### Data shown:
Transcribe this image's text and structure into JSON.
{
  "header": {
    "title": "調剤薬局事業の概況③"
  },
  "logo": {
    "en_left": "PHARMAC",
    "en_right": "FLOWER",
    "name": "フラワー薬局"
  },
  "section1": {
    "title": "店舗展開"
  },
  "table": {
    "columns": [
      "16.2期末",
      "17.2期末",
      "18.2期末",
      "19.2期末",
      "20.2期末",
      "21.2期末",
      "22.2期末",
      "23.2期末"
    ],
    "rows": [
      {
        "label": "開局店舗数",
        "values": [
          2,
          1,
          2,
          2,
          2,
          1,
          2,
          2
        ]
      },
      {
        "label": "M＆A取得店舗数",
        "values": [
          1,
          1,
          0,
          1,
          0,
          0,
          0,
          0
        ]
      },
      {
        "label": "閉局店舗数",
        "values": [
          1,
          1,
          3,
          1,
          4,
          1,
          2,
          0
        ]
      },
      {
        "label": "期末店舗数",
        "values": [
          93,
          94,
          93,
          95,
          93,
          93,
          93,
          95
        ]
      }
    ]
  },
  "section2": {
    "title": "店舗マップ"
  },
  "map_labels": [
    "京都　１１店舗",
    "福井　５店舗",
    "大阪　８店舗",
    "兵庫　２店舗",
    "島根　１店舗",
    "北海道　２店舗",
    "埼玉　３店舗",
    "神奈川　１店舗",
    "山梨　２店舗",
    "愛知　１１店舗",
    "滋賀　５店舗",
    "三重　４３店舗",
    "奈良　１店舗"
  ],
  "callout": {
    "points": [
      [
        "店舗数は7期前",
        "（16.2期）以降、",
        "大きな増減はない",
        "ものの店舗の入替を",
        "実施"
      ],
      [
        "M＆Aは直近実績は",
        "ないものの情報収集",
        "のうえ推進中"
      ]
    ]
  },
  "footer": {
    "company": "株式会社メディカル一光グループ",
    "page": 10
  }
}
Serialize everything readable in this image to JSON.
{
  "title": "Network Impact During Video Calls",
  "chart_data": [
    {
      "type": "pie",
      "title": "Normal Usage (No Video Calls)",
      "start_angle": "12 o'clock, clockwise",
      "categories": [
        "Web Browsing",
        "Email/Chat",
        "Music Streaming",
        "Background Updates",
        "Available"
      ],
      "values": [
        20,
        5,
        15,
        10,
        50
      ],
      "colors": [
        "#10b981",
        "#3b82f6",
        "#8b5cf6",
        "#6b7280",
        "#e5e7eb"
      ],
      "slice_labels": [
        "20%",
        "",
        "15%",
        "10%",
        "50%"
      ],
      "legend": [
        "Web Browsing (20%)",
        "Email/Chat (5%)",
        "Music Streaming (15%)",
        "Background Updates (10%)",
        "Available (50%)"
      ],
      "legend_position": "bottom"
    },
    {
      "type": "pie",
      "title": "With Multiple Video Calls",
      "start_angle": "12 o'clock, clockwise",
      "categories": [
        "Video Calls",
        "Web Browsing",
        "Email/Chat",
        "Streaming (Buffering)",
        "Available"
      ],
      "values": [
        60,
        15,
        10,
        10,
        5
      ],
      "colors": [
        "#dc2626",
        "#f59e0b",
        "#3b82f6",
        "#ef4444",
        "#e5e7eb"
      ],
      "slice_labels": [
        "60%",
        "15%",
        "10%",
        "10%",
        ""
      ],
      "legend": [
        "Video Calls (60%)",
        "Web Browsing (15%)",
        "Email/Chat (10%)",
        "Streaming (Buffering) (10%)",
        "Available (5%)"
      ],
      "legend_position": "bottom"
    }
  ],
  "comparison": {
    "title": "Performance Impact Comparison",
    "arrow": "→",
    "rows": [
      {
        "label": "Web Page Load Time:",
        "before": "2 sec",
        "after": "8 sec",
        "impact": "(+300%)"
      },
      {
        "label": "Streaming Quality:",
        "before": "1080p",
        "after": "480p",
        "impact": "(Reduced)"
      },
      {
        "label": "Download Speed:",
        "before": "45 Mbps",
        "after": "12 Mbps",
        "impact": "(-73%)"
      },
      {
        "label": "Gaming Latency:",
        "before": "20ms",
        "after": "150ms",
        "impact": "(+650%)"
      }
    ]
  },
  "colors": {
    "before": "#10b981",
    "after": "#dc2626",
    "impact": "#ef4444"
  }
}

### What you are asked to do:
Every entry needs to be retyped exactly.

### Task answer:
Transcribe this image's text and structure into JSON.
{
  "header": {
    "title": "調剤薬局事業の概況③"
  },
  "logo": {
    "en_left": "PHARMAC",
    "en_right": "FLOWER",
    "name": "フラワー薬局"
  },
  "section1": {
    "title": "店舗展開"
  },
  "table": {
    "columns": [
      "16.2期末",
      "17.2期末",
      "18.2期末",
      "19.2期末",
      "20.2期末",
      "21.2期末",
      "22.2期末",
      "23.2期末"
    ],
    "rows": [
      {
        "label": "開局店舗数",
        "values": [
          2,
          1,
          2,
          2,
          2,
          1,
          2,
          2
        ]
      },
      {
        "label": "M＆A取得店舗数",
        "values": [
          1,
          1,
          0,
          1,
          0,
          0,
          0,
          0
        ]
      },
      {
        "label": "閉局店舗数",
        "values": [
          1,
          1,
          3,
          1,
          4,
          1,
          2,
          0
        ]
      },
      {
        "label": "期末店舗数",
        "values": [
          93,
          94,
          93,
          95,
          93,
          93,
          93,
          95
        ]
      }
    ]
  },
  "section2": {
    "title": "店舗マップ"
  },
  "map_labels": [
    "京都　１１店舗",
    "福井　５店舗",
    "大阪　８店舗",
    "兵庫　２店舗",
    "島根　１店舗",
    "北海道　２店舗",
    "埼玉　３店舗",
    "神奈川　１店舗",
    "山梨　２店舗",
    "愛知　１１店舗",
    "滋賀　５店舗",
    "三重　４３店舗",
    "奈良　１店舗"
  ],
  "callout": {
    "points": [
      [
        "店舗数は7期前",
        "（16.2期）以降、",
        "大きな増減はない",
        "ものの店舗の入替を",
        "実施"
      ],
      [
        "M＆Aは直近実績は",
        "ないものの情報収集",
        "のうえ推進中"
      ]
    ]
  },
  "footer": {
    "company": "株式会社メディカル一光グループ",
    "page": 10
  }
}
Serialize everything readable in this image to JSON.
{
  "title": "Network Impact During Video Calls",
  "chart_data": [
    {
      "type": "pie",
      "title": "Normal Usage (No Video Calls)",
      "start_angle": "12 o'clock, clockwise",
      "categories": [
        "Web Browsing",
        "Email/Chat",
        "Music Streaming",
        "Background Updates",
        "Available"
      ],
      "values": [
        20,
        5,
        15,
        10,
        50
      ],
      "colors": [
        "#10b981",
        "#3b82f6",
        "#8b5cf6",
        "#6b7280",
        "#e5e7eb"
      ],
      "slice_labels": [
        "20%",
        "",
        "15%",
        "10%",
        "50%"
      ],
      "legend": [
        "Web Browsing (20%)",
        "Email/Chat (5%)",
        "Music Streaming (15%)",
        "Background Updates (10%)",
        "Available (50%)"
      ],
      "legend_position": "bottom"
    },
    {
      "type": "pie",
      "title": "With Multiple Video Calls",
      "start_angle": "12 o'clock, clockwise",
      "categories": [
        "Video Calls",
        "Web Browsing",
        "Email/Chat",
        "Streaming (Buffering)",
        "Available"
      ],
      "values": [
        60,
        15,
        10,
        10,
        5
      ],
      "colors": [
        "#dc2626",
        "#f59e0b",
        "#3b82f6",
        "#ef4444",
        "#e5e7eb"
      ],
      "slice_labels": [
        "60%",
        "15%",
        "10%",
        "10%",
        ""
      ],
      "legend": [
        "Video Calls (60%)",
        "Web Browsing (15%)",
        "Email/Chat (10%)",
        "Streaming (Buffering) (10%)",
        "Available (5%)"
      ],
      "legend_position": "bottom"
    }
  ],
  "comparison": {
    "title": "Performance Impact Comparison",
    "arrow": "→",
    "rows": [
      {
        "label": "Web Page Load Time:",
        "before": "2 sec",
        "after": "8 sec",
        "impact": "(+300%)"
      },
      {
        "label": "Streaming Quality:",
        "before": "1080p",
        "after": "480p",
        "impact": "(Reduced)"
      },
      {
        "label": "Download Speed:",
        "before": "45 Mbps",
        "after": "12 Mbps",
        "impact": "(-73%)"
      },
      {
        "label": "Gaming Latency:",
        "before": "20ms",
        "after": "150ms",
        "impact": "(+650%)"
      }
    ]
  },
  "colors": {
    "before": "#10b981",
    "after": "#dc2626",
    "impact": "#ef4444"
  }
}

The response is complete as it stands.